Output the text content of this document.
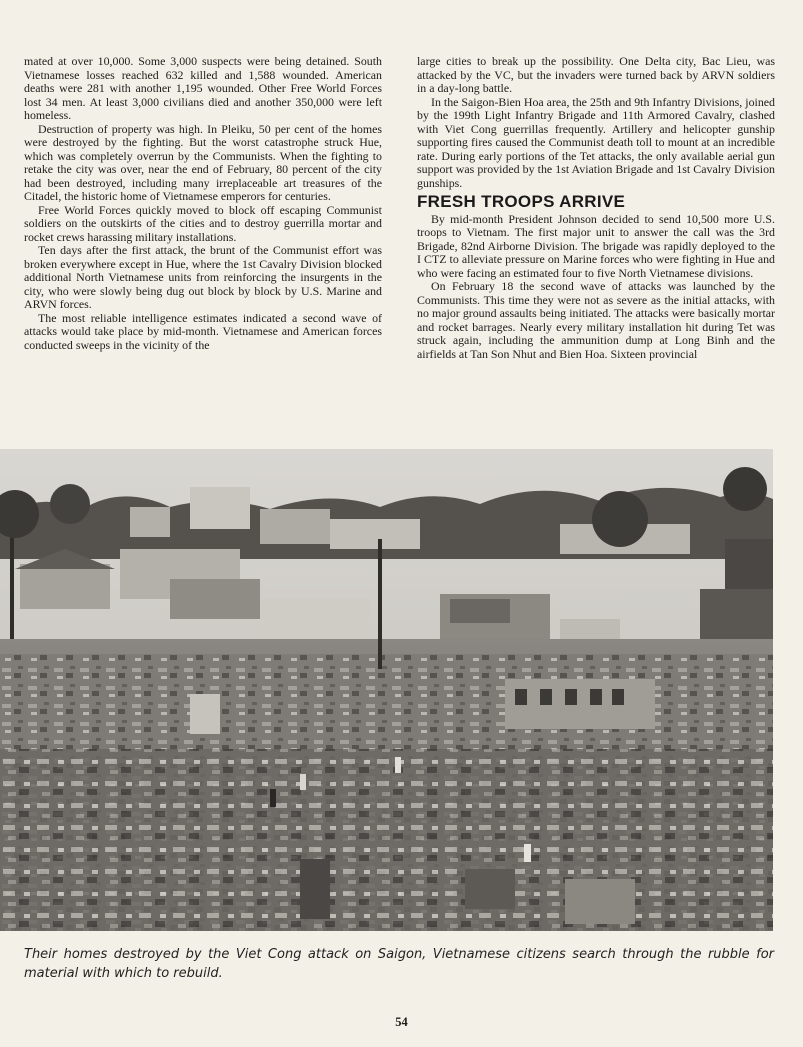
mated at over 10,000. Some 3,000 suspects were being detained. South Vietnamese losses reached 632 killed and 1,588 wounded. American deaths were 281 with another 1,195 wounded. Other Free World Forces lost 34 men. At least 3,000 civilians died and another 350,000 were left homeless.

Destruction of property was high. In Pleiku, 50 per cent of the homes were destroyed by the fighting. But the worst catastrophe struck Hue, which was completely overrun by the Communists. When the fighting to retake the city was over, near the end of February, 80 percent of the city had been destroyed, including many irreplaceable art treasures of the Citadel, the historic home of Vietnamese emperors for centuries.

Free World Forces quickly moved to block off escaping Communist soldiers on the outskirts of the cities and to destroy guerrilla mortar and rocket crews harassing military installations.

Ten days after the first attack, the brunt of the Communist effort was broken everywhere except in Hue, where the 1st Cavalry Division blocked additional North Vietnamese units from reinforcing the insurgents in the city, who were slowly being dug out block by block by U.S. Marine and ARVN forces.

The most reliable intelligence estimates indicated a second wave of attacks would take place by mid-month. Vietnamese and American forces conducted sweeps in the vicinity of the

large cities to break up the possibility. One Delta city, Bac Lieu, was attacked by the VC, but the invaders were turned back by ARVN soldiers in a day-long battle.

In the Saigon-Bien Hoa area, the 25th and 9th Infantry Divisions, joined by the 199th Light Infantry Brigade and 11th Armored Cavalry, clashed with Viet Cong guerrillas frequently. Artillery and helicopter gunship supporting fires caused the Communist death toll to mount at an incredible rate. During early portions of the Tet attacks, the only available aerial gun support was provided by the 1st Aviation Brigade and 1st Cavalry Division gunships.

FRESH TROOPS ARRIVE

By mid-month President Johnson decided to send 10,500 more U.S. troops to Vietnam. The first major unit to answer the call was the 3rd Brigade, 82nd Airborne Division. The brigade was rapidly deployed to the I CTZ to alleviate pressure on Marine forces who were fighting in Hue and who were facing an estimated four to five North Vietnamese divisions.

On February 18 the second wave of attacks was launched by the Communists. This time they were not as severe as the initial attacks, with no major ground assaults being initiated. The attacks were basically mortar and rocket barrages. Nearly every military installation hit during Tet was struck again, including the ammunition dump at Long Binh and the airfields at Tan Son Nhut and Bien Hoa. Sixteen provincial

Their homes destroyed by the Viet Cong attack on Saigon, Vietnamese citizens search through the rubble for material with which to rebuild.
54
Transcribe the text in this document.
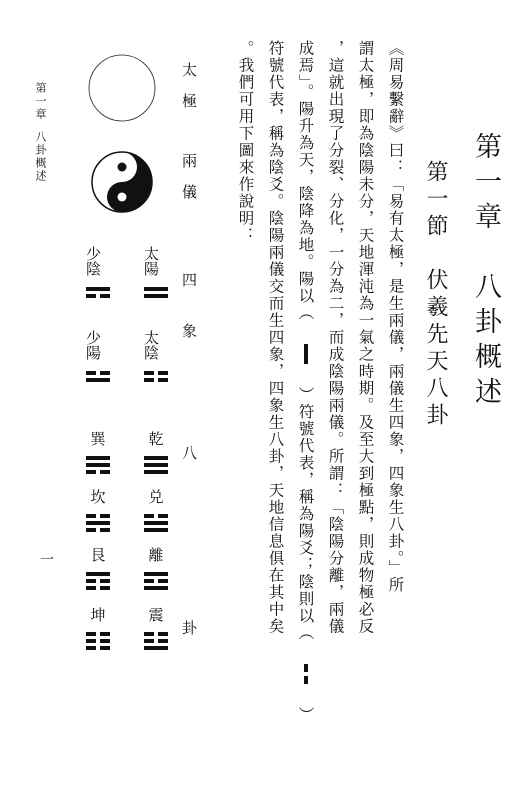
第一章　八卦概述
第一節　伏羲先天八卦
《周易繫辭》曰：「易有太極，是生兩儀，兩儀生四象，四象生八卦。」所
謂太極，即為陰陽未分，天地渾沌為一氣之時期。及至大到極點，則成物極必反
，這就出現了分裂、分化，一分為二，而成陰陽兩儀。所謂：「陰陽分離，兩儀
成焉」。陽升為天，陰降為地。陽以（  ）符號代表，稱為陽爻；陰則以（  ）
符號代表，稱為陰爻。陰陽兩儀交而生四象，四象生八卦，天地信息俱在其中矣
。我們可用下圖來作說明：
太極
兩儀
四象
八卦
太陽
太陰
少陰
少陽
乾
兑
離
震
巽
坎
艮
坤
第一章八卦概述
一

• • • •

Exercise description → Copy out all lines from the material above that contain the string "struck".

Task output →
Destruction of property was high. In Pleiku, 50 per cent of the homes were destroyed by the fighting. But the worst catastrophe struck Hue, which was completely overrun by the Communists. When the fighting to retake the city was over, near the end of February, 80 percent of the city had been destroyed, including many irreplaceable art treasures of the Citadel, the historic home of Vietnamese emperors for centuries.
On February 18 the second wave of attacks was launched by the Communists. This time they were not as severe as the initial attacks, with no major ground assaults being initiated. The attacks were basically mortar and rocket barrages. Nearly every military installation hit during Tet was struck again, including the ammunition dump at Long Binh and the airfields at Tan Son Nhut and Bien Hoa. Sixteen provincial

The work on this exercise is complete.